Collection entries

+++++

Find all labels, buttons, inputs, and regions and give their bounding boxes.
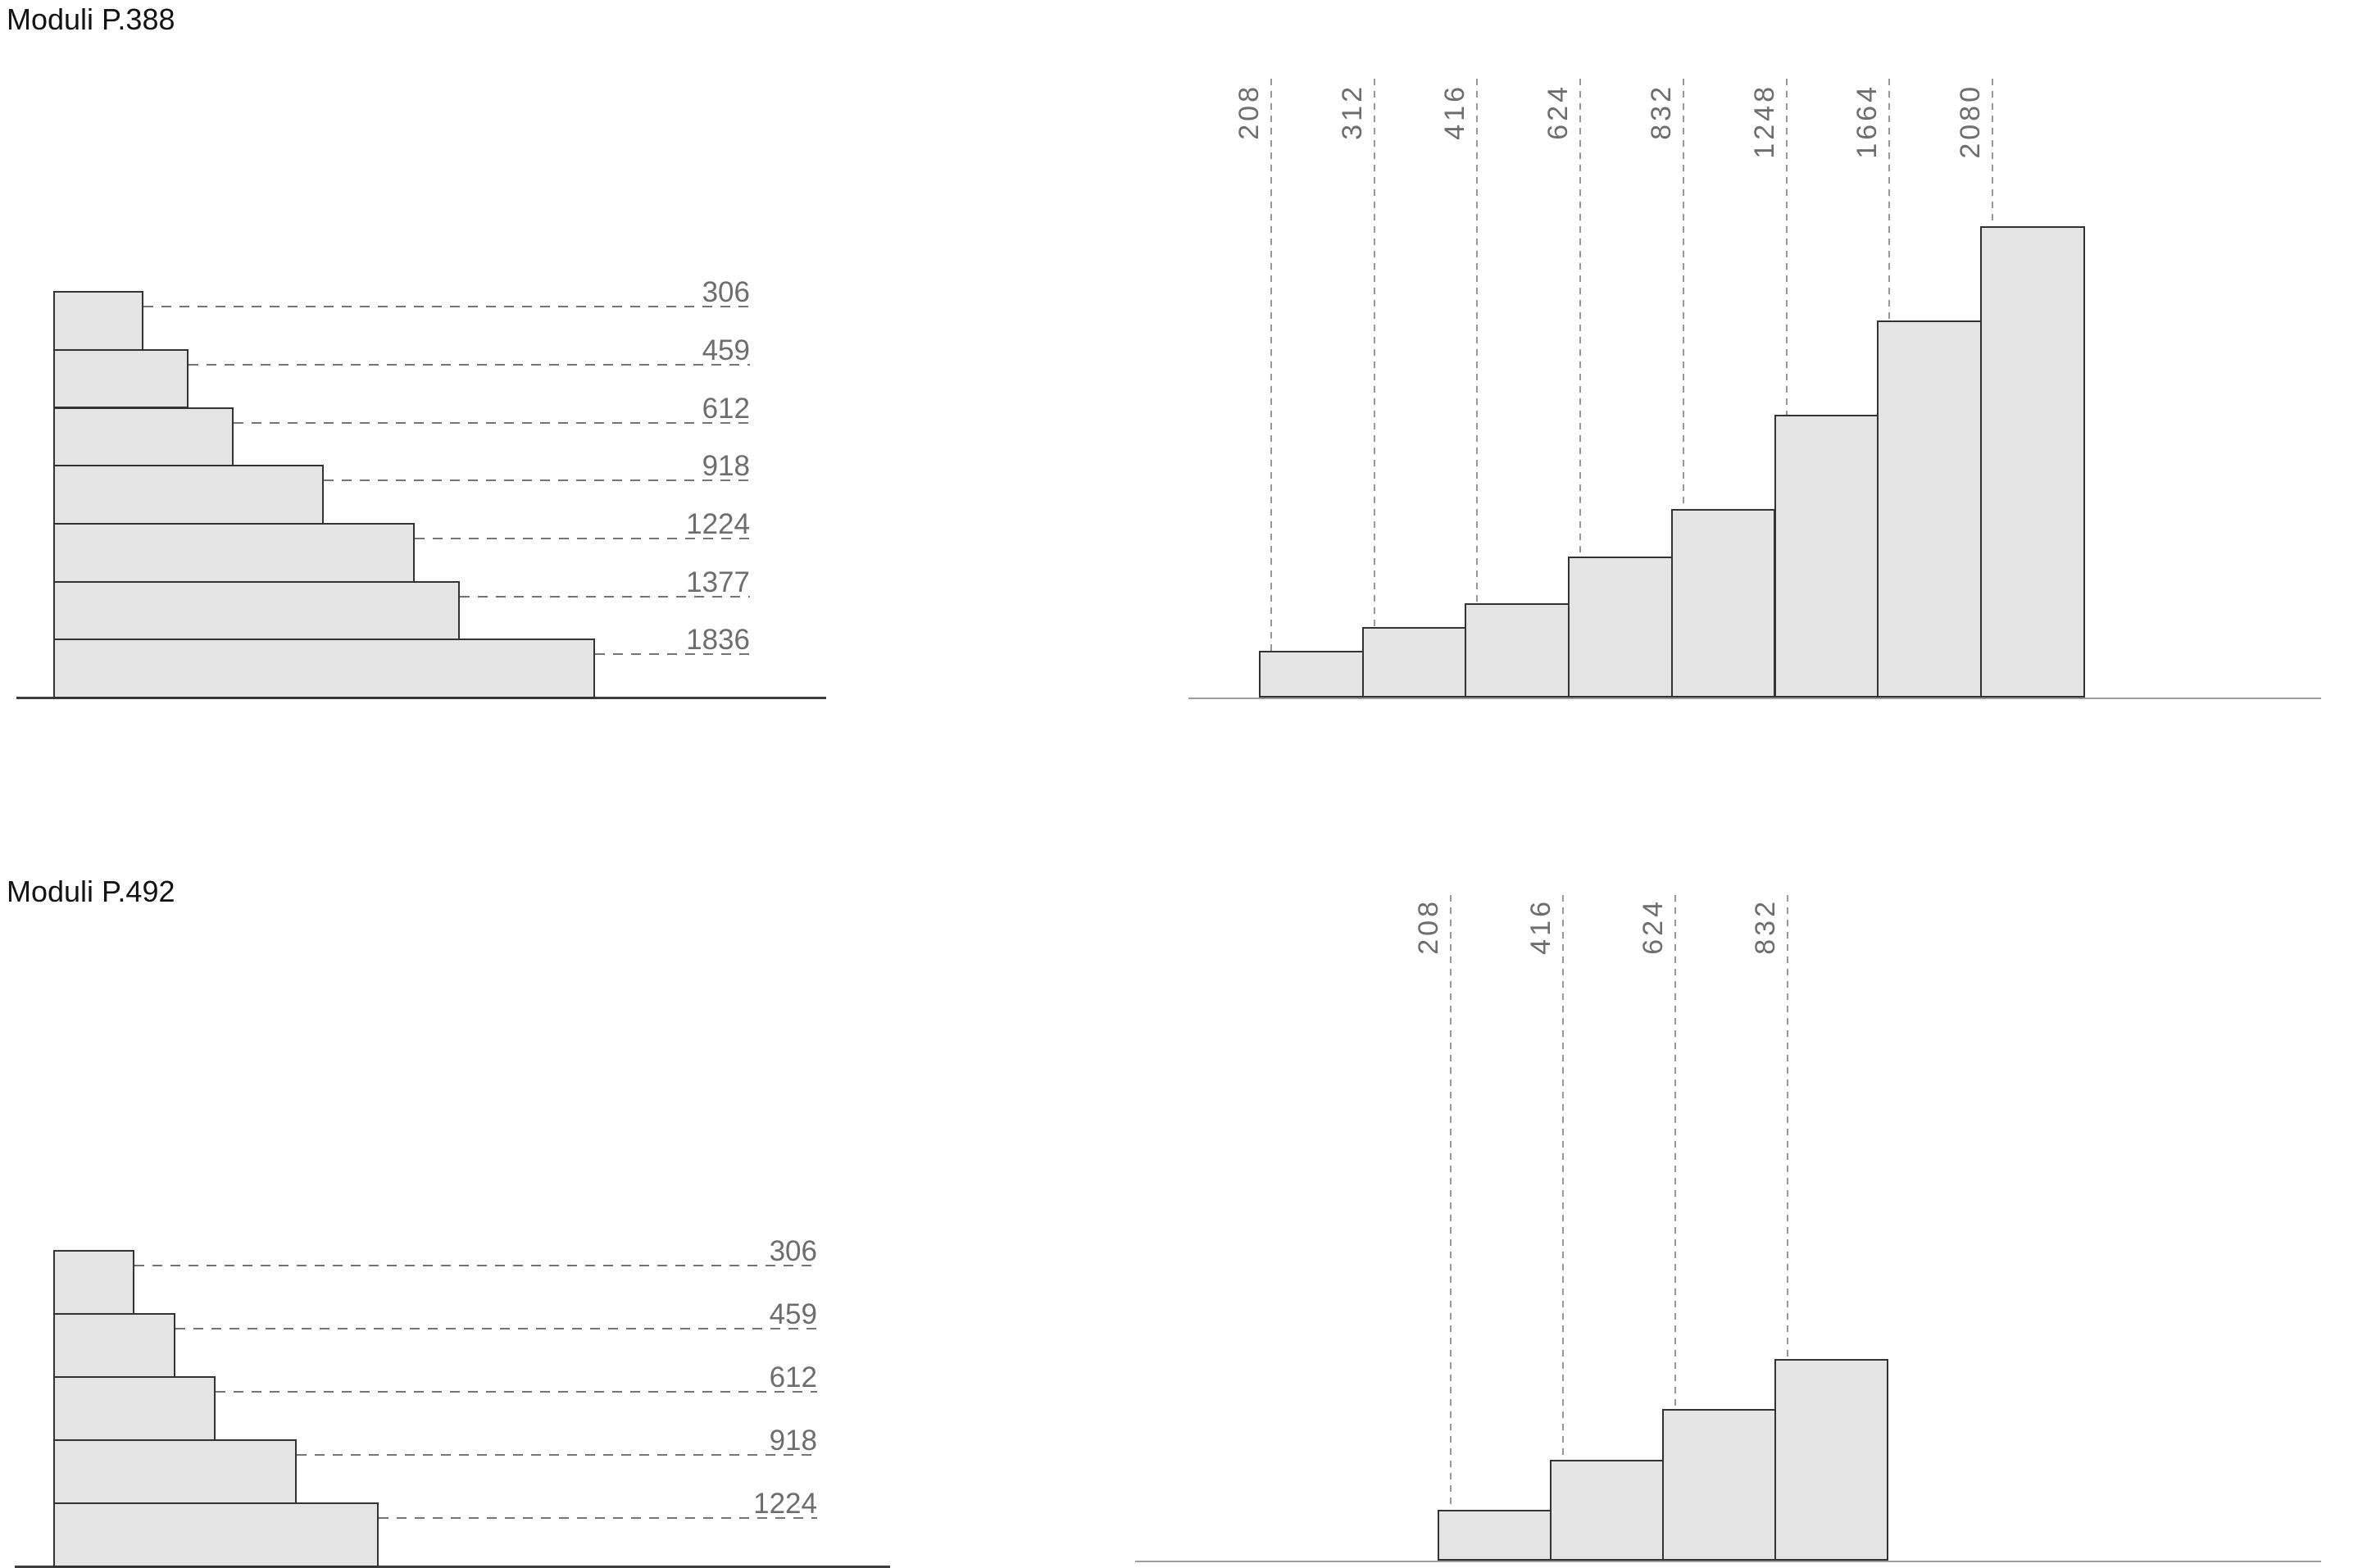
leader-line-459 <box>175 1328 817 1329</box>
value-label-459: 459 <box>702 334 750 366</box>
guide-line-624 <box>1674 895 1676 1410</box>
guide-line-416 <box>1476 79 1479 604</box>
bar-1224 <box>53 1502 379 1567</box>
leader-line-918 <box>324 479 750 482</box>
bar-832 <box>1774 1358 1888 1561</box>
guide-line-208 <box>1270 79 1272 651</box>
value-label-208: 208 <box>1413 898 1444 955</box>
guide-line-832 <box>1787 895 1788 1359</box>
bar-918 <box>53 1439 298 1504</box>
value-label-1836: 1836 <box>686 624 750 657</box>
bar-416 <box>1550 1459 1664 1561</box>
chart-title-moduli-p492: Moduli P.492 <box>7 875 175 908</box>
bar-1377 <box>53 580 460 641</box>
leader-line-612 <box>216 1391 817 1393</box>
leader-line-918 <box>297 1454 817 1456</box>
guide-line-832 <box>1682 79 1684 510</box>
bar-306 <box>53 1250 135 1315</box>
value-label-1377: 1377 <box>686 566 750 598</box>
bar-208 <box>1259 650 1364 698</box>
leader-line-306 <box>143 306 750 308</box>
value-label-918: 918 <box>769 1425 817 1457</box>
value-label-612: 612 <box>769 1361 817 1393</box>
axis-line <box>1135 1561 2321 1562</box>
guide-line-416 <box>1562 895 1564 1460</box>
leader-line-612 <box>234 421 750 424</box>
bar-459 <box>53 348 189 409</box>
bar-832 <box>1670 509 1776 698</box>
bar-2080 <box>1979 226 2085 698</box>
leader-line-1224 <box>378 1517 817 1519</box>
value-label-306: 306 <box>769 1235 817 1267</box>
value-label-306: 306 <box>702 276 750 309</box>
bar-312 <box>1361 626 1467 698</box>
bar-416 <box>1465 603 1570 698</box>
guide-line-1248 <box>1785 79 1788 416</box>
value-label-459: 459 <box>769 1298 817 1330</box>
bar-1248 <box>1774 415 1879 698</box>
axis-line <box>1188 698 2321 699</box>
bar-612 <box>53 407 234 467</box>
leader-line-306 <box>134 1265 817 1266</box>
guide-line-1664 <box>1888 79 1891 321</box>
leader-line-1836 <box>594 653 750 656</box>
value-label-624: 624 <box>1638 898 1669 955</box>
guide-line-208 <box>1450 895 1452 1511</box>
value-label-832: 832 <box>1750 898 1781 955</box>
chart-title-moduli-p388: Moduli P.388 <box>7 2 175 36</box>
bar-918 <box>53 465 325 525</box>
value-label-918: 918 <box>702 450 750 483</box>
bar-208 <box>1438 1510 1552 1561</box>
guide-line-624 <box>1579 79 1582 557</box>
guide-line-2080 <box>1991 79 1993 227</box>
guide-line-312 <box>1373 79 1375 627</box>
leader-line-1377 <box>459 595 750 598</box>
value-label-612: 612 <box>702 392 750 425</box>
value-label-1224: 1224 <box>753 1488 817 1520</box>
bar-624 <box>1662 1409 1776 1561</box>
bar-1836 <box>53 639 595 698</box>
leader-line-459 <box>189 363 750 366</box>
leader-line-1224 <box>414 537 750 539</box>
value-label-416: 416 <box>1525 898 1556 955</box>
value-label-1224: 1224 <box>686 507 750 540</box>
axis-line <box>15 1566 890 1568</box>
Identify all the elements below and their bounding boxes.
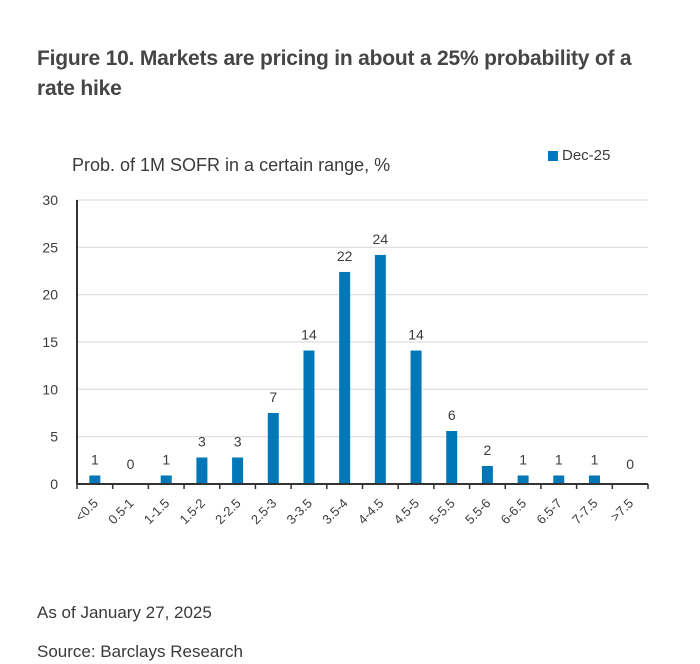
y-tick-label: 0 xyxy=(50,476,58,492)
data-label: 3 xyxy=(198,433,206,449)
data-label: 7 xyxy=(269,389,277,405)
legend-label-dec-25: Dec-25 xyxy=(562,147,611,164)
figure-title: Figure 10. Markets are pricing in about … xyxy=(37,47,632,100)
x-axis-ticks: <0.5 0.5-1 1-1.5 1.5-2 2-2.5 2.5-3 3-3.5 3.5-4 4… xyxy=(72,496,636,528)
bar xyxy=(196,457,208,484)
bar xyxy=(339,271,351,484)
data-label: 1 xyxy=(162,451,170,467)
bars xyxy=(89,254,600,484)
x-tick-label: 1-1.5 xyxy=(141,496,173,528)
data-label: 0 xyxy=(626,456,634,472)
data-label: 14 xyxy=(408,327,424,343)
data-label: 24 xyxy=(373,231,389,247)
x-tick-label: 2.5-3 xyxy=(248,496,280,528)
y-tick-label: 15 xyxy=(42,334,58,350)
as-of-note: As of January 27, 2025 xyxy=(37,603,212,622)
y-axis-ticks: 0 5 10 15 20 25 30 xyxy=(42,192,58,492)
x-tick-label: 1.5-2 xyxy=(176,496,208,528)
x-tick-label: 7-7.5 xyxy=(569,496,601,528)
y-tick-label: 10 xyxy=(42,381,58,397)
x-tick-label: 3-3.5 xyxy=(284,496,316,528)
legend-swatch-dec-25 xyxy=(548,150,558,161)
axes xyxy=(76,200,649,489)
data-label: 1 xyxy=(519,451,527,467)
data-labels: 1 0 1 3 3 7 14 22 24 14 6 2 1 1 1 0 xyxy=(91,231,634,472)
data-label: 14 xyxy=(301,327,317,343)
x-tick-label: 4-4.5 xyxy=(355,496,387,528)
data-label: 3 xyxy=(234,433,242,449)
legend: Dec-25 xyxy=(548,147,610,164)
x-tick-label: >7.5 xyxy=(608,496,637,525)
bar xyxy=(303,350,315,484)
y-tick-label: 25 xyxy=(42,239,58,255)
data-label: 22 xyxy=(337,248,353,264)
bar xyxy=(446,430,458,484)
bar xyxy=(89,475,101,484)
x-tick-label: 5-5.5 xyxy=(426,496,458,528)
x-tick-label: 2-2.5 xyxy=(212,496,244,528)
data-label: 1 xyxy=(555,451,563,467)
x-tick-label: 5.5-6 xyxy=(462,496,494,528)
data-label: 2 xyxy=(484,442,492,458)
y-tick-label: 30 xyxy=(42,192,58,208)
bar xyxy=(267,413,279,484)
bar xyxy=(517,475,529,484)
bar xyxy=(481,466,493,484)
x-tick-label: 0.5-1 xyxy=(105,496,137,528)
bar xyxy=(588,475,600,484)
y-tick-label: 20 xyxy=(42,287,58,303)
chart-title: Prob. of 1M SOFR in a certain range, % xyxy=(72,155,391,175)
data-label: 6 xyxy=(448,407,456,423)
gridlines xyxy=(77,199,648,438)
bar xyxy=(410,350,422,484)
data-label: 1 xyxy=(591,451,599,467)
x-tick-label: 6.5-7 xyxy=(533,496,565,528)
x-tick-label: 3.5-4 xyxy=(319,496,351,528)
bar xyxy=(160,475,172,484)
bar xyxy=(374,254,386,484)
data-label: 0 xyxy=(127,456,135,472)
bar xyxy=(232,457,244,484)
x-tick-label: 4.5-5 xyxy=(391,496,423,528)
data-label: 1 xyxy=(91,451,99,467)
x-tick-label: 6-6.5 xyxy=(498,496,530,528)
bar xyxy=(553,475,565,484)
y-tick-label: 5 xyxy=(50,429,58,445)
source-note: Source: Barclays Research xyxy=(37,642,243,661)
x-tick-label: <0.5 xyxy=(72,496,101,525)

+++++

# What this task involves
Can you rewrite all of the collection entries with "leader-line" swapped for "connector-line" and everything else left as it is, leaving the pictures out?

# Task solution
Find all labels, buttons, inputs, and regions and give their bounding boxes.
connector-line-459 <box>175 1328 817 1329</box>
value-label-459: 459 <box>702 334 750 366</box>
guide-line-624 <box>1674 895 1676 1410</box>
guide-line-416 <box>1476 79 1479 604</box>
bar-1224 <box>53 1502 379 1567</box>
connector-line-918 <box>324 479 750 482</box>
bar-832 <box>1774 1358 1888 1561</box>
guide-line-208 <box>1270 79 1272 651</box>
value-label-208: 208 <box>1413 898 1444 955</box>
guide-line-832 <box>1787 895 1788 1359</box>
bar-918 <box>53 1439 298 1504</box>
value-label-1836: 1836 <box>686 624 750 657</box>
bar-416 <box>1550 1459 1664 1561</box>
chart-title-moduli-p492: Moduli P.492 <box>7 875 175 908</box>
bar-1377 <box>53 580 460 641</box>
connector-line-612 <box>216 1391 817 1393</box>
connector-line-918 <box>297 1454 817 1456</box>
guide-line-832 <box>1682 79 1684 510</box>
bar-306 <box>53 1250 135 1315</box>
value-label-1377: 1377 <box>686 566 750 598</box>
bar-208 <box>1259 650 1364 698</box>
connector-line-306 <box>143 306 750 308</box>
value-label-918: 918 <box>769 1425 817 1457</box>
value-label-612: 612 <box>769 1361 817 1393</box>
axis-line <box>1135 1561 2321 1562</box>
guide-line-416 <box>1562 895 1564 1460</box>
connector-line-612 <box>234 421 750 424</box>
bar-459 <box>53 348 189 409</box>
bar-832 <box>1670 509 1776 698</box>
bar-2080 <box>1979 226 2085 698</box>
connector-line-1224 <box>378 1517 817 1519</box>
value-label-306: 306 <box>769 1235 817 1267</box>
value-label-306: 306 <box>702 276 750 309</box>
bar-312 <box>1361 626 1467 698</box>
bar-416 <box>1465 603 1570 698</box>
guide-line-1248 <box>1785 79 1788 416</box>
value-label-459: 459 <box>769 1298 817 1330</box>
bar-1248 <box>1774 415 1879 698</box>
axis-line <box>1188 698 2321 699</box>
bar-612 <box>53 407 234 467</box>
connector-line-306 <box>134 1265 817 1266</box>
guide-line-1664 <box>1888 79 1891 321</box>
connector-line-1836 <box>594 653 750 656</box>
value-label-624: 624 <box>1638 898 1669 955</box>
guide-line-208 <box>1450 895 1452 1511</box>
value-label-832: 832 <box>1750 898 1781 955</box>
chart-title-moduli-p388: Moduli P.388 <box>7 2 175 36</box>
bar-918 <box>53 465 325 525</box>
value-label-918: 918 <box>702 450 750 483</box>
bar-208 <box>1438 1510 1552 1561</box>
guide-line-624 <box>1579 79 1582 557</box>
guide-line-2080 <box>1991 79 1993 227</box>
guide-line-312 <box>1373 79 1375 627</box>
connector-line-1377 <box>459 595 750 598</box>
value-label-612: 612 <box>702 392 750 425</box>
value-label-1224: 1224 <box>753 1488 817 1520</box>
bar-624 <box>1662 1409 1776 1561</box>
bar-1836 <box>53 639 595 698</box>
connector-line-459 <box>189 363 750 366</box>
connector-line-1224 <box>414 537 750 539</box>
value-label-416: 416 <box>1525 898 1556 955</box>
value-label-1224: 1224 <box>686 507 750 540</box>
axis-line <box>15 1566 890 1568</box>
Identify all the elements below and their bounding boxes.
y-tick-label: 0 xyxy=(50,476,58,492)
data-label: 3 xyxy=(198,433,206,449)
data-label: 7 xyxy=(269,389,277,405)
legend-label-dec-25: Dec-25 xyxy=(562,147,611,164)
figure-title: Figure 10. Markets are pricing in about … xyxy=(37,47,632,100)
x-axis-ticks: <0.5 0.5-1 1-1.5 1.5-2 2-2.5 2.5-3 3-3.5 3.5-4 4… xyxy=(72,496,636,528)
bar xyxy=(196,457,208,484)
bar xyxy=(339,271,351,484)
data-label: 1 xyxy=(162,451,170,467)
bars xyxy=(89,254,600,484)
x-tick-label: 1-1.5 xyxy=(141,496,173,528)
data-label: 0 xyxy=(626,456,634,472)
data-label: 14 xyxy=(408,327,424,343)
data-label: 24 xyxy=(373,231,389,247)
x-tick-label: 2.5-3 xyxy=(248,496,280,528)
y-tick-label: 15 xyxy=(42,334,58,350)
as-of-note: As of January 27, 2025 xyxy=(37,603,212,622)
y-axis-ticks: 0 5 10 15 20 25 30 xyxy=(42,192,58,492)
x-tick-label: 1.5-2 xyxy=(176,496,208,528)
x-tick-label: 7-7.5 xyxy=(569,496,601,528)
y-tick-label: 10 xyxy=(42,381,58,397)
x-tick-label: 3-3.5 xyxy=(284,496,316,528)
legend-swatch-dec-25 xyxy=(548,150,558,161)
axes xyxy=(76,200,649,489)
data-label: 1 xyxy=(519,451,527,467)
data-labels: 1 0 1 3 3 7 14 22 24 14 6 2 1 1 1 0 xyxy=(91,231,634,472)
data-label: 14 xyxy=(301,327,317,343)
x-tick-label: 4-4.5 xyxy=(355,496,387,528)
data-label: 3 xyxy=(234,433,242,449)
legend: Dec-25 xyxy=(548,147,610,164)
x-tick-label: >7.5 xyxy=(608,496,637,525)
bar xyxy=(303,350,315,484)
y-tick-label: 25 xyxy=(42,239,58,255)
data-label: 22 xyxy=(337,248,353,264)
bar xyxy=(446,430,458,484)
bar xyxy=(89,475,101,484)
x-tick-label: 5-5.5 xyxy=(426,496,458,528)
x-tick-label: 2-2.5 xyxy=(212,496,244,528)
data-label: 1 xyxy=(555,451,563,467)
x-tick-label: 5.5-6 xyxy=(462,496,494,528)
data-label: 2 xyxy=(484,442,492,458)
y-tick-label: 30 xyxy=(42,192,58,208)
bar xyxy=(267,413,279,484)
bar xyxy=(517,475,529,484)
bar xyxy=(481,466,493,484)
x-tick-label: 0.5-1 xyxy=(105,496,137,528)
bar xyxy=(588,475,600,484)
y-tick-label: 20 xyxy=(42,287,58,303)
chart-title: Prob. of 1M SOFR in a certain range, % xyxy=(72,155,391,175)
data-label: 6 xyxy=(448,407,456,423)
gridlines xyxy=(77,199,648,438)
bar xyxy=(410,350,422,484)
data-label: 1 xyxy=(591,451,599,467)
x-tick-label: 6.5-7 xyxy=(533,496,565,528)
x-tick-label: 3.5-4 xyxy=(319,496,351,528)
bar xyxy=(160,475,172,484)
bar xyxy=(374,254,386,484)
data-label: 0 xyxy=(127,456,135,472)
bar xyxy=(232,457,244,484)
x-tick-label: 4.5-5 xyxy=(391,496,423,528)
data-label: 1 xyxy=(91,451,99,467)
x-tick-label: 6-6.5 xyxy=(498,496,530,528)
bar xyxy=(553,475,565,484)
y-tick-label: 5 xyxy=(50,429,58,445)
source-note: Source: Barclays Research xyxy=(37,642,243,661)
x-tick-label: <0.5 xyxy=(72,496,101,525)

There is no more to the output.